Dataset extract:

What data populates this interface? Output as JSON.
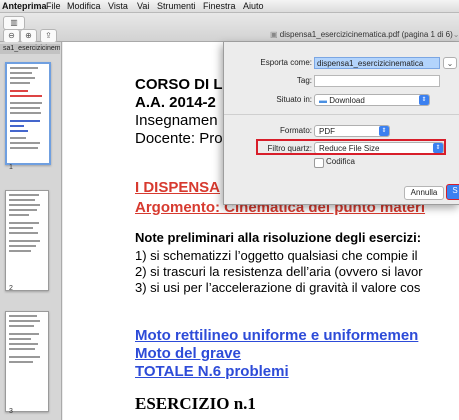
{
  "menubar": {
    "app_name": "Anteprima",
    "items": [
      "File",
      "Modifica",
      "Vista",
      "Vai",
      "Strumenti",
      "Finestra",
      "Aiuto"
    ]
  },
  "window": {
    "title": "dispensa1_esercizicinematica.pdf (pagina 1 di 6)",
    "title_caret": "⌄"
  },
  "sidebar": {
    "tab_label": "sa1_esercizicinema",
    "page_numbers": [
      "1",
      "2",
      "3"
    ]
  },
  "document": {
    "line1": "CORSO DI L",
    "line2": "A.A. 2014-2",
    "line3": "Insegnamen",
    "line4": "Docente: Pro",
    "heading1": "I DISPENSA",
    "heading2": "Argomento: Cinematica del punto materi",
    "notes_title": "Note preliminari alla risoluzione degli esercizi:",
    "note1": "1) si schematizzi l’oggetto qualsiasi che compie il",
    "note2": "2) si trascuri la resistenza dell’aria (ovvero si lavor",
    "note3": "3) si usi per l’accelerazione di gravità il valore cos",
    "link1": "Moto rettilineo uniforme e uniformemen",
    "link2": "Moto del grave",
    "link3": "TOTALE N.6 problemi",
    "exercise": "ESERCIZIO n.1"
  },
  "dialog": {
    "export_as_label": "Esporta come:",
    "export_as_value": "dispensa1_esercizicinematica",
    "tags_label": "Tag:",
    "location_label": "Situato in:",
    "location_value": "Download",
    "format_label": "Formato:",
    "format_value": "PDF",
    "quartz_label": "Filtro quartz:",
    "quartz_value": "Reduce File Size",
    "encrypt_label": "Codifica",
    "cancel_label": "Annulla",
    "save_label": "S",
    "expand_icon": "⌄",
    "stepper_icon": "⇕",
    "accent_color": "#3b80f0",
    "highlight_color": "#d81e2a"
  }
}
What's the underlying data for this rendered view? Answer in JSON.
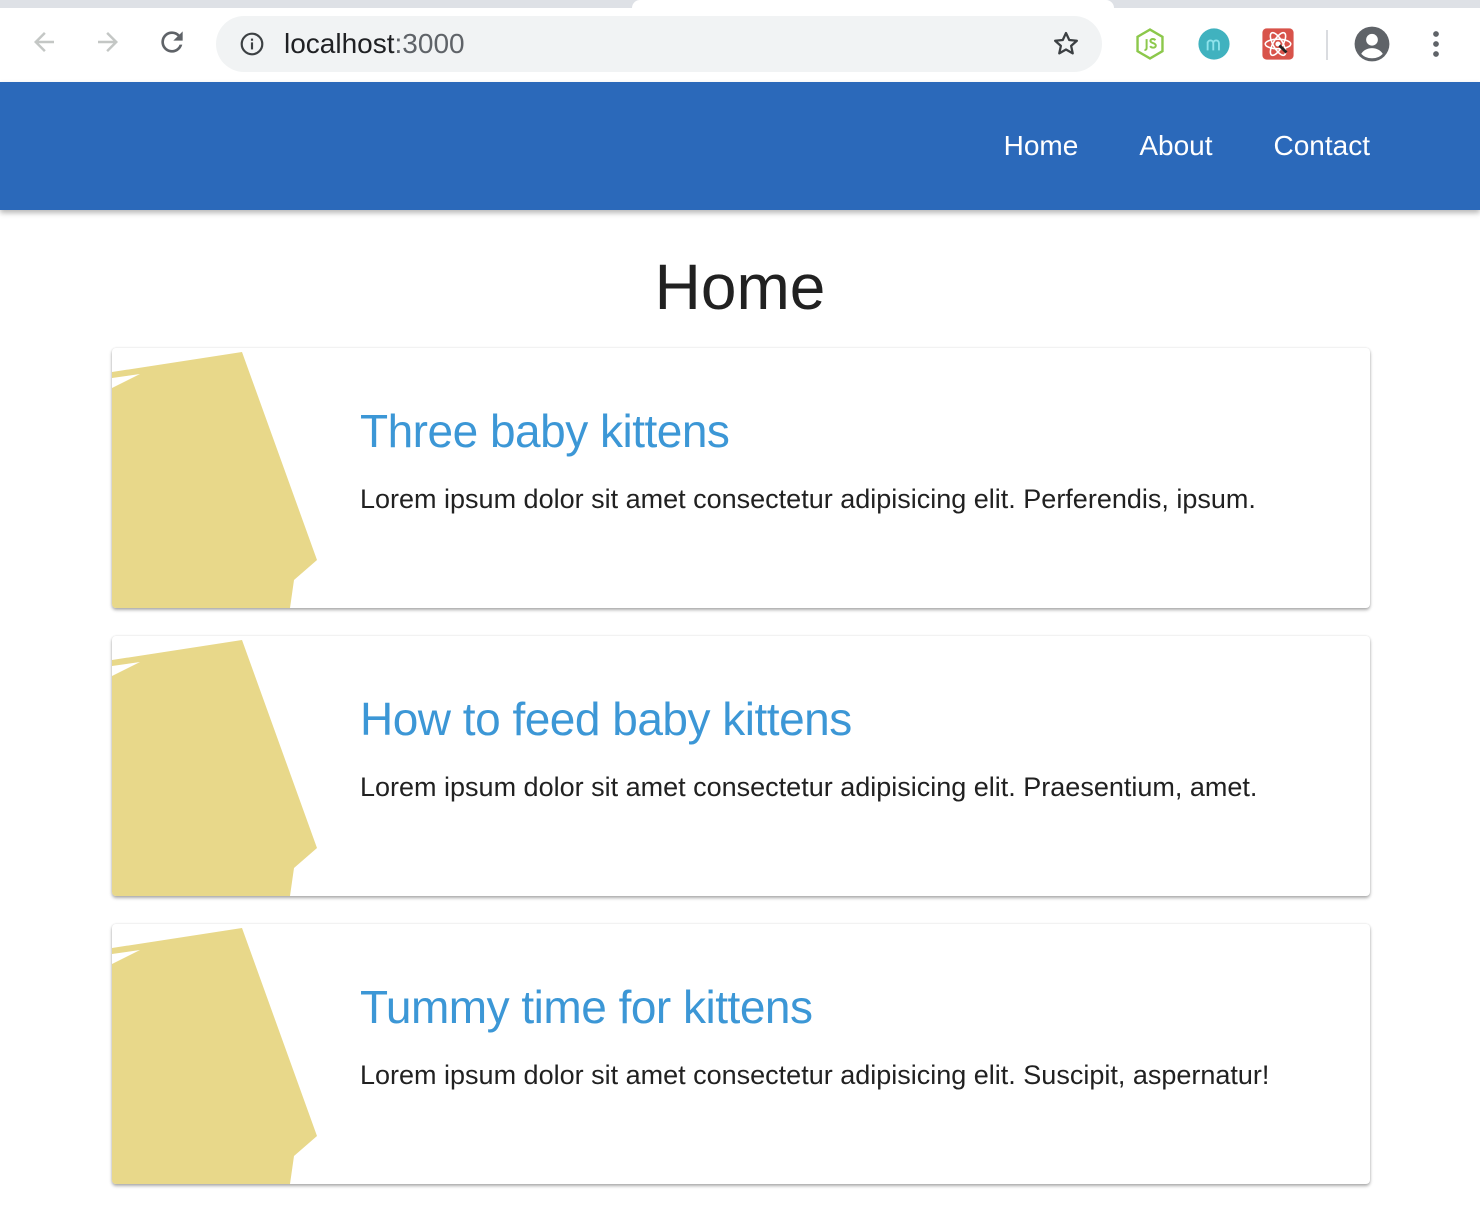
{
  "browser": {
    "url_host": "localhost",
    "url_port": ":3000",
    "extensions": [
      "nodejs-icon",
      "mercury-icon",
      "react-devtools-icon"
    ]
  },
  "nav": {
    "links": [
      {
        "label": "Home"
      },
      {
        "label": "About"
      },
      {
        "label": "Contact"
      }
    ]
  },
  "page": {
    "title": "Home"
  },
  "posts": [
    {
      "title": "Three baby kittens",
      "excerpt": "Lorem ipsum dolor sit amet consectetur adipisicing elit. Perferendis, ipsum."
    },
    {
      "title": "How to feed baby kittens",
      "excerpt": "Lorem ipsum dolor sit amet consectetur adipisicing elit. Praesentium, amet."
    },
    {
      "title": "Tummy time for kittens",
      "excerpt": "Lorem ipsum dolor sit amet consectetur adipisicing elit. Suscipit, aspernatur!"
    }
  ],
  "colors": {
    "header": "#2b69ba",
    "link_title": "#3c97d6",
    "thumbnail": "#e8d88a"
  }
}
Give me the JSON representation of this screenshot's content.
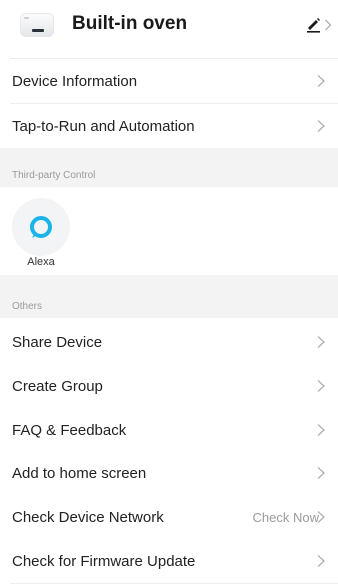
{
  "header": {
    "title": "Built-in oven",
    "device_icon": "oven-thumbnail-icon",
    "edit_icon": "pencil-icon",
    "chevron_icon": "chevron-right-icon"
  },
  "menu_top": [
    {
      "label": "Device Information"
    },
    {
      "label": "Tap-to-Run and Automation"
    }
  ],
  "third_party": {
    "section_title": "Third-party Control",
    "services": [
      {
        "label": "Alexa",
        "icon": "alexa-icon",
        "color": "#1ab4e8"
      }
    ]
  },
  "others": {
    "section_title": "Others",
    "items": [
      {
        "label": "Share Device"
      },
      {
        "label": "Create Group"
      },
      {
        "label": "FAQ & Feedback"
      },
      {
        "label": "Add to home screen"
      },
      {
        "label": "Check Device Network",
        "value": "Check Now"
      },
      {
        "label": "Check for Firmware Update"
      }
    ]
  },
  "colors": {
    "section_background": "#f3f3f3",
    "chevron": "#b0b0b0",
    "alexa_ring": "#1ab4e8"
  }
}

Directive: Transcribe every entry word for word, but omit the pictures.

Response to the exercise:
What data populates this interface? Output as JSON.
{
  "menubar": {
    "app_name": "Anteprima",
    "items": [
      "File",
      "Modifica",
      "Vista",
      "Vai",
      "Strumenti",
      "Finestra",
      "Aiuto"
    ]
  },
  "window": {
    "title": "dispensa1_esercizicinematica.pdf (pagina 1 di 6)",
    "title_caret": "⌄"
  },
  "sidebar": {
    "tab_label": "sa1_esercizicinema",
    "page_numbers": [
      "1",
      "2",
      "3"
    ]
  },
  "document": {
    "line1": "CORSO DI L",
    "line2": "A.A. 2014-2",
    "line3": "Insegnamen",
    "line4": "Docente: Pro",
    "heading1": "I DISPENSA",
    "heading2": "Argomento: Cinematica del punto materi",
    "notes_title": "Note preliminari alla risoluzione degli esercizi:",
    "note1": "1) si schematizzi l’oggetto qualsiasi che compie il",
    "note2": "2) si trascuri la resistenza dell’aria (ovvero si lavor",
    "note3": "3) si usi per l’accelerazione di gravità il valore cos",
    "link1": "Moto rettilineo uniforme e uniformemen",
    "link2": "Moto del grave",
    "link3": "TOTALE N.6 problemi",
    "exercise": "ESERCIZIO n.1"
  },
  "dialog": {
    "export_as_label": "Esporta come:",
    "export_as_value": "dispensa1_esercizicinematica",
    "tags_label": "Tag:",
    "location_label": "Situato in:",
    "location_value": "Download",
    "format_label": "Formato:",
    "format_value": "PDF",
    "quartz_label": "Filtro quartz:",
    "quartz_value": "Reduce File Size",
    "encrypt_label": "Codifica",
    "cancel_label": "Annulla",
    "save_label": "S",
    "expand_icon": "⌄",
    "stepper_icon": "⇕",
    "accent_color": "#3b80f0",
    "highlight_color": "#d81e2a"
  }
}
What's the underlying data for this rendered view? Answer in JSON.
{
  "browser": {
    "url_host": "localhost",
    "url_port": ":3000",
    "extensions": [
      "nodejs-icon",
      "mercury-icon",
      "react-devtools-icon"
    ]
  },
  "nav": {
    "links": [
      {
        "label": "Home"
      },
      {
        "label": "About"
      },
      {
        "label": "Contact"
      }
    ]
  },
  "page": {
    "title": "Home"
  },
  "posts": [
    {
      "title": "Three baby kittens",
      "excerpt": "Lorem ipsum dolor sit amet consectetur adipisicing elit. Perferendis, ipsum."
    },
    {
      "title": "How to feed baby kittens",
      "excerpt": "Lorem ipsum dolor sit amet consectetur adipisicing elit. Praesentium, amet."
    },
    {
      "title": "Tummy time for kittens",
      "excerpt": "Lorem ipsum dolor sit amet consectetur adipisicing elit. Suscipit, aspernatur!"
    }
  ],
  "colors": {
    "header": "#2b69ba",
    "link_title": "#3c97d6",
    "thumbnail": "#e8d88a"
  }
}
Give me the JSON representation of this screenshot's content.
{
  "header": {
    "title": "Built-in oven",
    "device_icon": "oven-thumbnail-icon",
    "edit_icon": "pencil-icon",
    "chevron_icon": "chevron-right-icon"
  },
  "menu_top": [
    {
      "label": "Device Information"
    },
    {
      "label": "Tap-to-Run and Automation"
    }
  ],
  "third_party": {
    "section_title": "Third-party Control",
    "services": [
      {
        "label": "Alexa",
        "icon": "alexa-icon",
        "color": "#1ab4e8"
      }
    ]
  },
  "others": {
    "section_title": "Others",
    "items": [
      {
        "label": "Share Device"
      },
      {
        "label": "Create Group"
      },
      {
        "label": "FAQ & Feedback"
      },
      {
        "label": "Add to home screen"
      },
      {
        "label": "Check Device Network",
        "value": "Check Now"
      },
      {
        "label": "Check for Firmware Update"
      }
    ]
  },
  "colors": {
    "section_background": "#f3f3f3",
    "chevron": "#b0b0b0",
    "alexa_ring": "#1ab4e8"
  }
}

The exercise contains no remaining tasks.